From the entries that follow, gather each line holding the word "JSON".

◆ ◆ ◆ ◆ ◆ ◆ ◆

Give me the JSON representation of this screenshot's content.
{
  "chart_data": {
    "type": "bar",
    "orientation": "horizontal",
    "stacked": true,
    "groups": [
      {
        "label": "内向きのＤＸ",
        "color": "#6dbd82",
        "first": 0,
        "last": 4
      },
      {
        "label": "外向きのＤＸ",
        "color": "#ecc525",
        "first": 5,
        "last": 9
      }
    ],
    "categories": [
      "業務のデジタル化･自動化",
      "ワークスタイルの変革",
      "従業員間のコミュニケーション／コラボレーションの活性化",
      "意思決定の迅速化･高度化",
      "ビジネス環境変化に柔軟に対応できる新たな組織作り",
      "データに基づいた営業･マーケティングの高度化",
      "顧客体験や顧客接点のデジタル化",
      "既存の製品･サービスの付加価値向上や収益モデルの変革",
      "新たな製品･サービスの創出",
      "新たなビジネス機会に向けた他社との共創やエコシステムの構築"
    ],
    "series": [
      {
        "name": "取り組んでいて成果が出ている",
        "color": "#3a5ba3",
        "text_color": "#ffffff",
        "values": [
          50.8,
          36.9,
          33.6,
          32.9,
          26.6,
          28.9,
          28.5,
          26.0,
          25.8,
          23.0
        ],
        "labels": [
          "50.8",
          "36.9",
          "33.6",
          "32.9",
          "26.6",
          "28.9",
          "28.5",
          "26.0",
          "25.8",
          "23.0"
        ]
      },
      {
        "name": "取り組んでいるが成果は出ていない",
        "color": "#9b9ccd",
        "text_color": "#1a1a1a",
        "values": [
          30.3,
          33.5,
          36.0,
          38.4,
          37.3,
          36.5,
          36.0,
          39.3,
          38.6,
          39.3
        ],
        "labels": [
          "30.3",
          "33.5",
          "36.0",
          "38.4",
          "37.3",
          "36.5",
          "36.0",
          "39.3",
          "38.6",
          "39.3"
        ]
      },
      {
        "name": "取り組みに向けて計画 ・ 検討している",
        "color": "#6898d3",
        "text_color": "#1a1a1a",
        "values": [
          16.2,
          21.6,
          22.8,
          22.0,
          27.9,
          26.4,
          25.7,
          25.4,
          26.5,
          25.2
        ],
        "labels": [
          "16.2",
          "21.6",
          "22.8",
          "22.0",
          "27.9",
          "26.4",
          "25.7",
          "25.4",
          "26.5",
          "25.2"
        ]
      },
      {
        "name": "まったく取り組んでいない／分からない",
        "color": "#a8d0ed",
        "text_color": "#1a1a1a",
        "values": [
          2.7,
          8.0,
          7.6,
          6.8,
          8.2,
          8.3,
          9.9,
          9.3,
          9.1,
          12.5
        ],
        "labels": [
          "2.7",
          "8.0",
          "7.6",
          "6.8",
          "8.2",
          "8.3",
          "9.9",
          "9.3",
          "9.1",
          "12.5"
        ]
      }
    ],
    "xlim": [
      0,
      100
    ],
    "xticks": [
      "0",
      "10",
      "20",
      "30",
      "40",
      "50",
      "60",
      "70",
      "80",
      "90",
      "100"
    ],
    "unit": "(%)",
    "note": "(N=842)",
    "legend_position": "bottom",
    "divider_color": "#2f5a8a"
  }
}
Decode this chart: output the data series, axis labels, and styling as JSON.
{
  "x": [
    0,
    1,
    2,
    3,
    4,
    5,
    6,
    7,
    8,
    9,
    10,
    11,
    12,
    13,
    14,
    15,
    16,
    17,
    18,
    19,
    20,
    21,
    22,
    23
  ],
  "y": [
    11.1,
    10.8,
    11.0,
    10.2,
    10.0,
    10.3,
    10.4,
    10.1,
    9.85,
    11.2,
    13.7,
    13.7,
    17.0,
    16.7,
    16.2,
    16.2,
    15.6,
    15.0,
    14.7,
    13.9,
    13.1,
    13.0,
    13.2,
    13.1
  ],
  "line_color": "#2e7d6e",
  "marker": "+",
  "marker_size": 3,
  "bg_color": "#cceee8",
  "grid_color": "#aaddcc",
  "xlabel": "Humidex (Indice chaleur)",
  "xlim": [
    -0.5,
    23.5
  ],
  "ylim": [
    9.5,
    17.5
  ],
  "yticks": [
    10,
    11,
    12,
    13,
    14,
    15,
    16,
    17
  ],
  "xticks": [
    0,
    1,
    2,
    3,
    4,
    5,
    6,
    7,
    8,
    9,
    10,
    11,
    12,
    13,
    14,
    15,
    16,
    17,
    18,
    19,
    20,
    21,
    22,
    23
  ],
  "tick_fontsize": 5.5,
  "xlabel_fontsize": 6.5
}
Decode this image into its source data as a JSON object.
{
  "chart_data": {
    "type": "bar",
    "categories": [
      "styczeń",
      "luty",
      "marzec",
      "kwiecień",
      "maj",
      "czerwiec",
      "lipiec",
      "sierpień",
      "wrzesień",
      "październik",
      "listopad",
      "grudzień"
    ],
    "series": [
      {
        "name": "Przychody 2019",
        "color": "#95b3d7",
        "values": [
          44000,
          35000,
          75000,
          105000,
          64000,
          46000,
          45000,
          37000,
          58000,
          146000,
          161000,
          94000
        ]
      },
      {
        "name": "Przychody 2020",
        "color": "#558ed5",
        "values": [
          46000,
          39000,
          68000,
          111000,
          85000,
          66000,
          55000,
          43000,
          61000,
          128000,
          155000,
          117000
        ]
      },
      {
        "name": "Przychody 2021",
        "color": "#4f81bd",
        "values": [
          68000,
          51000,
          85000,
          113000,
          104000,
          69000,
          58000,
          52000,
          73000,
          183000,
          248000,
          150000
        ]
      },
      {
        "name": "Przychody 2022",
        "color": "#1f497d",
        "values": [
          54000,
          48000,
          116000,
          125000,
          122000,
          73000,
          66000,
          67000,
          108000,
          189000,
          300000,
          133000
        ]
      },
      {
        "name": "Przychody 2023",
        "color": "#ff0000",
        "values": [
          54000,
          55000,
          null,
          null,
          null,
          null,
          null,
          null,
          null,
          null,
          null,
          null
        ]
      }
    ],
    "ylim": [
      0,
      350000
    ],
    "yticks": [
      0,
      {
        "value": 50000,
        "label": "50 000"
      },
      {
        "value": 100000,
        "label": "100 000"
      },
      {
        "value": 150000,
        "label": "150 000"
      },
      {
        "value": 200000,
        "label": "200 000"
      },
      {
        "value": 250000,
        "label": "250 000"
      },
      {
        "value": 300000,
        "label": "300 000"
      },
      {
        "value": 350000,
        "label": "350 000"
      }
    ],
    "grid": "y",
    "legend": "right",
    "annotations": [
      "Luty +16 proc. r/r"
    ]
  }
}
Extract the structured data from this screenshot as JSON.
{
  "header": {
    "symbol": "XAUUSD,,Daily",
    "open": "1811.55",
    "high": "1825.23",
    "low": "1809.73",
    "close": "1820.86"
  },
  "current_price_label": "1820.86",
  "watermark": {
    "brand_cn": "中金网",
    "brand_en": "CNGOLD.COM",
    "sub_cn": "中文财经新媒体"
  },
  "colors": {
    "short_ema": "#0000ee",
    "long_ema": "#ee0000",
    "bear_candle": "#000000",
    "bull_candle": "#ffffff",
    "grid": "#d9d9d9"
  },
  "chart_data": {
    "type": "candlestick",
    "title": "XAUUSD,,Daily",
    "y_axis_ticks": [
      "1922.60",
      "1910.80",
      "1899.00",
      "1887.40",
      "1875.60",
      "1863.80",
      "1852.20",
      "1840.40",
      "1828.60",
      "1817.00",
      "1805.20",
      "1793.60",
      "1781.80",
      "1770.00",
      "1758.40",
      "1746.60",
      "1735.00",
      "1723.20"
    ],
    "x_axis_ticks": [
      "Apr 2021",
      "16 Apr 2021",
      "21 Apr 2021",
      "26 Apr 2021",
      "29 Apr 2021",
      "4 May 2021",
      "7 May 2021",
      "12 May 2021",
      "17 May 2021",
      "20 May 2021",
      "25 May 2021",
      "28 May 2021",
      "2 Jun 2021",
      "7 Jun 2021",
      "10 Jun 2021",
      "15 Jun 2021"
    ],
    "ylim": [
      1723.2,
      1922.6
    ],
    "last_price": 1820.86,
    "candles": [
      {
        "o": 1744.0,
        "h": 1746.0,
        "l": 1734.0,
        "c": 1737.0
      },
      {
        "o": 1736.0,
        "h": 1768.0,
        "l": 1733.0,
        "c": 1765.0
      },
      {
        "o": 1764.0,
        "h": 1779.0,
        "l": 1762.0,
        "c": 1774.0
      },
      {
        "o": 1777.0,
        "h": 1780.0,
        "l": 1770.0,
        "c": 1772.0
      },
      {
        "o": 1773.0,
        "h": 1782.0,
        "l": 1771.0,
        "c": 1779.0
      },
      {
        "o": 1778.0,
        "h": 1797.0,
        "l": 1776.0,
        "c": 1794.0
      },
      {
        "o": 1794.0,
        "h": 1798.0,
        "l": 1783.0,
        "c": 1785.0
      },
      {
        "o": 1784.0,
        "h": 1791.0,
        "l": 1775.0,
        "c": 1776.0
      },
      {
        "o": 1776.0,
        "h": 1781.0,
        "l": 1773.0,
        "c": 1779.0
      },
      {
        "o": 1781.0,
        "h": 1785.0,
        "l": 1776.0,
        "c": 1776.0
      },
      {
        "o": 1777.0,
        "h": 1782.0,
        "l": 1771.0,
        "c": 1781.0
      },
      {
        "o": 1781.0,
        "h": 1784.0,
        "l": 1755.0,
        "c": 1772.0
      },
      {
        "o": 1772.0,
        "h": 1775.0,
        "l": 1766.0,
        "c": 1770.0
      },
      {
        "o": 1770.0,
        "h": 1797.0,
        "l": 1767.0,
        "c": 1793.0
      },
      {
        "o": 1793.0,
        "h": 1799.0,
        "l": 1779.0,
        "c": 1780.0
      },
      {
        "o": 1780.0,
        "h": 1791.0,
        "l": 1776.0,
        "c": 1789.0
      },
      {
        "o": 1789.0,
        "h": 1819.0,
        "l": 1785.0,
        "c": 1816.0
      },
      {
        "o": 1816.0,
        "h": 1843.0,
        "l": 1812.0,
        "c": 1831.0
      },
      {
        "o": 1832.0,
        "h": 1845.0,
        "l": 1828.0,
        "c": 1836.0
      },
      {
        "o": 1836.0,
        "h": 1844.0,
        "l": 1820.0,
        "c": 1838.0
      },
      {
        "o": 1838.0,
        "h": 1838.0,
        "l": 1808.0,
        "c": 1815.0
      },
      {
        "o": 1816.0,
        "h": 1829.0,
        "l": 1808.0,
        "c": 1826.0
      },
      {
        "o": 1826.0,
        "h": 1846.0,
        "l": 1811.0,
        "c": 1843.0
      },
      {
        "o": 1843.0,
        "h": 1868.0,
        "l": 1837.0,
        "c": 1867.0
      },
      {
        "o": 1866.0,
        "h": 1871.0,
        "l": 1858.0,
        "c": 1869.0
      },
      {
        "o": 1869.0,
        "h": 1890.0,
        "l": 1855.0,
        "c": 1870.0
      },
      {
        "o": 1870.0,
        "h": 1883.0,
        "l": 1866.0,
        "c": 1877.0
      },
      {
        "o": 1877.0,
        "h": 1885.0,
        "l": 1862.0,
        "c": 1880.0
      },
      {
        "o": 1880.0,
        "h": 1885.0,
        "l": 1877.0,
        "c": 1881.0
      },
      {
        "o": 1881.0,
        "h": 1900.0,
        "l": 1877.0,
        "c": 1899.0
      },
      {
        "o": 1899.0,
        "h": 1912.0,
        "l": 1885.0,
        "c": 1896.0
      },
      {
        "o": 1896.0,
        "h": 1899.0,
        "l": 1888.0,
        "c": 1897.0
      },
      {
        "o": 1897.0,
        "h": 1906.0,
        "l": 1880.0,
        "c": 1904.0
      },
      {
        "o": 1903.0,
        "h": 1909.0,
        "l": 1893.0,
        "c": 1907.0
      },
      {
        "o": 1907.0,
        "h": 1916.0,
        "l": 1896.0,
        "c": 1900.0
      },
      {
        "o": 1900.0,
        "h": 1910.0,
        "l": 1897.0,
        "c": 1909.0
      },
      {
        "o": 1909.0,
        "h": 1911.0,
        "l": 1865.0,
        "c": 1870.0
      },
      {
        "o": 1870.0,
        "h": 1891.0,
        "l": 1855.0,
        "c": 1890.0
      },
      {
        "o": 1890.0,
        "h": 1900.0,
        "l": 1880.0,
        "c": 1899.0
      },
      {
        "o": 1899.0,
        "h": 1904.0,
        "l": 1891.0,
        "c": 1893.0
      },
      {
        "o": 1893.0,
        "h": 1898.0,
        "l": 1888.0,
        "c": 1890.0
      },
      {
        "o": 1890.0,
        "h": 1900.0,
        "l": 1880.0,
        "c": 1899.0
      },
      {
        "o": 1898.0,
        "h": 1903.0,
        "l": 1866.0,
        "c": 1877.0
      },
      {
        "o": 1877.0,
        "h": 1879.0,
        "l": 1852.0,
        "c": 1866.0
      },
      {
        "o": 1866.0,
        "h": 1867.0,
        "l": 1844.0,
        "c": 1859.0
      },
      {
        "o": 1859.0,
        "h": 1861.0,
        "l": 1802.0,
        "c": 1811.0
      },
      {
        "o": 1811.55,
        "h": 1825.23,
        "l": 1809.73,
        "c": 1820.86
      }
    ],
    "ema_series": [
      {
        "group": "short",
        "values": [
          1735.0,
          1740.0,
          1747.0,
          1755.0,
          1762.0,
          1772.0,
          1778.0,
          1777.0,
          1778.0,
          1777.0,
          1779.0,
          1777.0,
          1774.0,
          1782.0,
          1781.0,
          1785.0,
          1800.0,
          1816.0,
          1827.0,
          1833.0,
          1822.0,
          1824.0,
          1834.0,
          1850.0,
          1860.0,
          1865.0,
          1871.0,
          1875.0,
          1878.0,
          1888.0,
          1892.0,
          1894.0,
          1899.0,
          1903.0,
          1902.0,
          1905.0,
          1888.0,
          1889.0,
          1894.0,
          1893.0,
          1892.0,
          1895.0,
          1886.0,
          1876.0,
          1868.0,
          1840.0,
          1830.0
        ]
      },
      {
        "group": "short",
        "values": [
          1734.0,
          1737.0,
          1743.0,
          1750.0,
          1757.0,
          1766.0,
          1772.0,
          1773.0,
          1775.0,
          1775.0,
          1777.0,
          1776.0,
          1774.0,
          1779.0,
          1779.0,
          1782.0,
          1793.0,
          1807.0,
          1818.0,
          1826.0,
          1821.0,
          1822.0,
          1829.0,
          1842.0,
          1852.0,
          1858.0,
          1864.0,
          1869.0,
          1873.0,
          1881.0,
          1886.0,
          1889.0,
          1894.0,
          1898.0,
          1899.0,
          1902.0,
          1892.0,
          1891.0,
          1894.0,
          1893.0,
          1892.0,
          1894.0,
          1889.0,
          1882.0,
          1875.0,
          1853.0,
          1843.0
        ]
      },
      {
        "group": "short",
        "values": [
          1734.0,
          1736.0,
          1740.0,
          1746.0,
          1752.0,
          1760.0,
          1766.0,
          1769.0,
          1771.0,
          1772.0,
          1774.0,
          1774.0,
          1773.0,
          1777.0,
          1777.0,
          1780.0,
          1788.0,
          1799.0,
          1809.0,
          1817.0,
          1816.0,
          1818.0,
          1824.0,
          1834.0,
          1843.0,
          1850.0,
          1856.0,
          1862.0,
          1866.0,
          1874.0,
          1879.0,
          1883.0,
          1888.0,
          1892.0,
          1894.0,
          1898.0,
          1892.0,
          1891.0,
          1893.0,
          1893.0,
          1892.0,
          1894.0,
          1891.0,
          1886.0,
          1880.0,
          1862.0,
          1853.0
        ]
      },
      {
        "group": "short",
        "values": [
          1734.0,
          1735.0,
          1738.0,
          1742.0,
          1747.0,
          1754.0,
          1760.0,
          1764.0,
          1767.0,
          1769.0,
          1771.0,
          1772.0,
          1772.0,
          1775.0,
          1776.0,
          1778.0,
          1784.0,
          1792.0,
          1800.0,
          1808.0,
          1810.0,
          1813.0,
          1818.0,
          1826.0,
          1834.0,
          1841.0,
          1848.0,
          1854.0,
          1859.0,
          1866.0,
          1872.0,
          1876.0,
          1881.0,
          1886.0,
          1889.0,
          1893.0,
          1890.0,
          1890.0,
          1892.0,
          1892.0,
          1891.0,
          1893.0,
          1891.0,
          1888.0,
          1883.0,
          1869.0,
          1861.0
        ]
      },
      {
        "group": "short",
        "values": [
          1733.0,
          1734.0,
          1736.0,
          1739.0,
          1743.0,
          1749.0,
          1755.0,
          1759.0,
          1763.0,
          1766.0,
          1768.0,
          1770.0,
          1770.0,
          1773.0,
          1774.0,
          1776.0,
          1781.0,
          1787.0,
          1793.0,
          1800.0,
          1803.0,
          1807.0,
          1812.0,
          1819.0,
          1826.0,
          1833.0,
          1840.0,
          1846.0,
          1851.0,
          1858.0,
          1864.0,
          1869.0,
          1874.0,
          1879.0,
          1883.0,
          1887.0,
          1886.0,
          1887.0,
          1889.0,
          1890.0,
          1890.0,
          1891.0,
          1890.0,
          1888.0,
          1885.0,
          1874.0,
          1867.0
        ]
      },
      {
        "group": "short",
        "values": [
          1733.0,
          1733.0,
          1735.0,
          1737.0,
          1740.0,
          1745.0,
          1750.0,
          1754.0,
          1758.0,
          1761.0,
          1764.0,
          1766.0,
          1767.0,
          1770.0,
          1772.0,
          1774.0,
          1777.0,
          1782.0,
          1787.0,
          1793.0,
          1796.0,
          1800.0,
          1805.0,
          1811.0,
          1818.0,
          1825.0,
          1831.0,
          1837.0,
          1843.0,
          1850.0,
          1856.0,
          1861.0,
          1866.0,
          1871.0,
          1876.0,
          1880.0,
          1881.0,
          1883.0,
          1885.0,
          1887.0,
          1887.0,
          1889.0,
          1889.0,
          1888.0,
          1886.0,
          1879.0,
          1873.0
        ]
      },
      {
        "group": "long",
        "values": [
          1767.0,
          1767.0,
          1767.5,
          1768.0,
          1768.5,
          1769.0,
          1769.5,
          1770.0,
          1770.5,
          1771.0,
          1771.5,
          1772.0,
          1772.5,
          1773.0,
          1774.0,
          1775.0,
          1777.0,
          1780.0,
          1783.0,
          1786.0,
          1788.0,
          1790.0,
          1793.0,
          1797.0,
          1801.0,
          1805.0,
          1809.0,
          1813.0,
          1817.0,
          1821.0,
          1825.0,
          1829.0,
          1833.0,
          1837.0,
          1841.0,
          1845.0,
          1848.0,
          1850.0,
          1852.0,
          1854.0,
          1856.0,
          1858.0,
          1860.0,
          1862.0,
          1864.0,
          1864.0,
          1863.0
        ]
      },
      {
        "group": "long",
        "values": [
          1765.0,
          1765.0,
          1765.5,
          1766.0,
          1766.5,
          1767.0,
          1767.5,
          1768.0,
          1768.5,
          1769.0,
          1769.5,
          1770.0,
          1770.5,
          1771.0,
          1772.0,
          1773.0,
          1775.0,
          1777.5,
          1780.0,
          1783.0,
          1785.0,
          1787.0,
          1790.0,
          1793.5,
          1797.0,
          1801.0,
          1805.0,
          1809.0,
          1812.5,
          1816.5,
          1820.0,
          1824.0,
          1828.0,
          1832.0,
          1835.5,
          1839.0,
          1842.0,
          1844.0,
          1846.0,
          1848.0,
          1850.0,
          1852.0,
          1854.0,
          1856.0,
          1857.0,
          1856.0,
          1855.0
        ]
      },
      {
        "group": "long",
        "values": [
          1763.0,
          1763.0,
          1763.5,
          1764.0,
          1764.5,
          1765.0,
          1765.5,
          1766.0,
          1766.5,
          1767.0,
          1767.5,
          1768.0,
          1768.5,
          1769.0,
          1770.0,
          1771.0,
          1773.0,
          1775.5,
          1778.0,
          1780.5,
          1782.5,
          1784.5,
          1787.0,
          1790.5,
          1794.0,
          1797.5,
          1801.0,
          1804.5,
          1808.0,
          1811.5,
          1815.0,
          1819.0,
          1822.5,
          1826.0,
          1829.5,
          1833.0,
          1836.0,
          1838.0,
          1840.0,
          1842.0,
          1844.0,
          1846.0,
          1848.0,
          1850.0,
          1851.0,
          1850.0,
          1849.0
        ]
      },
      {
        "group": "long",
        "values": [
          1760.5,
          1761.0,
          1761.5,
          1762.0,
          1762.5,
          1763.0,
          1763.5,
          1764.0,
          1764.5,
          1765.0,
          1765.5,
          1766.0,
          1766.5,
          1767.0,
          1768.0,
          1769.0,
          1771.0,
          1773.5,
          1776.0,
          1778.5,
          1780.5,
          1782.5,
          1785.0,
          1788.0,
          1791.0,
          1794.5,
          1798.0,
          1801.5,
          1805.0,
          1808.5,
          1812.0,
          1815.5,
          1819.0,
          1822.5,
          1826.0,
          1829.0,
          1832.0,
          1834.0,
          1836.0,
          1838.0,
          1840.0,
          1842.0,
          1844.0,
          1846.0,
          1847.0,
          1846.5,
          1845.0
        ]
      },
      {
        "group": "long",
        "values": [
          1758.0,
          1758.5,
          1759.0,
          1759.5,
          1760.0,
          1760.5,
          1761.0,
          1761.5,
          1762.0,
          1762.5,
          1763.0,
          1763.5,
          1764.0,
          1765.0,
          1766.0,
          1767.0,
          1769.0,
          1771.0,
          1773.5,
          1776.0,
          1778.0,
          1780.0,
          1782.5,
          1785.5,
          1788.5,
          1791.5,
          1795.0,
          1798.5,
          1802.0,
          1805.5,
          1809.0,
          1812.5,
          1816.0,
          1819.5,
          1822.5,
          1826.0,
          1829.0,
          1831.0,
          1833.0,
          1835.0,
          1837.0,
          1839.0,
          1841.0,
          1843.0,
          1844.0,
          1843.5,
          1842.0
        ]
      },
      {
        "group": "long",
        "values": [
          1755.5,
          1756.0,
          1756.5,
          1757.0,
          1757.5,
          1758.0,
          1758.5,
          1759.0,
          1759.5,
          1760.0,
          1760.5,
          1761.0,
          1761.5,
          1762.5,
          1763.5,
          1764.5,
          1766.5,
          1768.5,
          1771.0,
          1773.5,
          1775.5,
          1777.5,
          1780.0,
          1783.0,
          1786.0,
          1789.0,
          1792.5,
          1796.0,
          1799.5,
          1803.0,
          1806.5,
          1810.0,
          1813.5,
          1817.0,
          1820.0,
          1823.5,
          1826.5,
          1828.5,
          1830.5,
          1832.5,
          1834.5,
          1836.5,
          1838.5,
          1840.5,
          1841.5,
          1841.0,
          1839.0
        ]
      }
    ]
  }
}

◆ ◆ ◆ ◆ ◆ ◆ ◆

- _Full output_:
Give me the JSON representation of this screenshot's content.
Decode this chart: output the data series, axis labels, and styling as JSON.
Decode this image into its source data as a JSON object.
Extract the structured data from this screenshot as JSON.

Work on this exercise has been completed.